The task:
Omit all pictures. Copy the rest of the material exactly.

Data listing:
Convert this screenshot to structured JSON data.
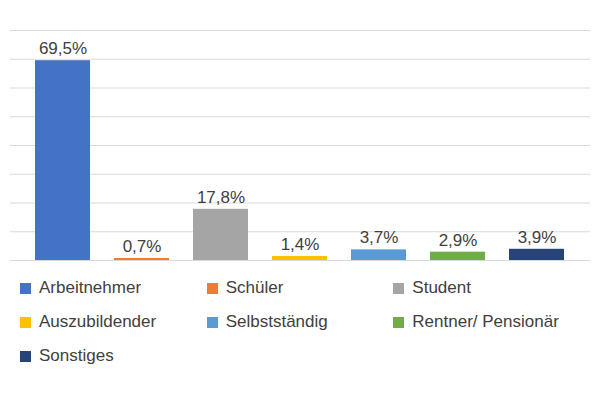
{
  "chart_data": {
    "type": "bar",
    "categories": [
      "Arbeitnehmer",
      "Schüler",
      "Student",
      "Auszubildender",
      "Selbstständig",
      "Rentner/ Pensionär",
      "Sonstiges"
    ],
    "values": [
      69.5,
      0.7,
      17.8,
      1.4,
      3.7,
      2.9,
      3.9
    ],
    "value_labels": [
      "69,5%",
      "0,7%",
      "17,8%",
      "1,4%",
      "3,7%",
      "2,9%",
      "3,9%"
    ],
    "colors": [
      "#4472c4",
      "#ed7d31",
      "#a5a5a5",
      "#ffc000",
      "#5b9bd5",
      "#70ad47",
      "#264478"
    ],
    "ylim": [
      0,
      80
    ],
    "yticks": [
      0,
      10,
      20,
      30,
      40,
      50,
      60,
      70,
      80
    ],
    "grid": true,
    "data_labels": true,
    "tick_labels": false,
    "legend": "bottom"
  }
}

Complete answer:
Convert this screenshot to structured JSON data.
{
  "chart_data": {
    "type": "bar",
    "categories": [
      "Arbeitnehmer",
      "Schüler",
      "Student",
      "Auszubildender",
      "Selbstständig",
      "Rentner/ Pensionär",
      "Sonstiges"
    ],
    "values": [
      69.5,
      0.7,
      17.8,
      1.4,
      3.7,
      2.9,
      3.9
    ],
    "value_labels": [
      "69,5%",
      "0,7%",
      "17,8%",
      "1,4%",
      "3,7%",
      "2,9%",
      "3,9%"
    ],
    "colors": [
      "#4472c4",
      "#ed7d31",
      "#a5a5a5",
      "#ffc000",
      "#5b9bd5",
      "#70ad47",
      "#264478"
    ],
    "ylim": [
      0,
      80
    ],
    "yticks": [
      0,
      10,
      20,
      30,
      40,
      50,
      60,
      70,
      80
    ],
    "grid": true,
    "data_labels": true,
    "tick_labels": false,
    "legend": "bottom"
  }
}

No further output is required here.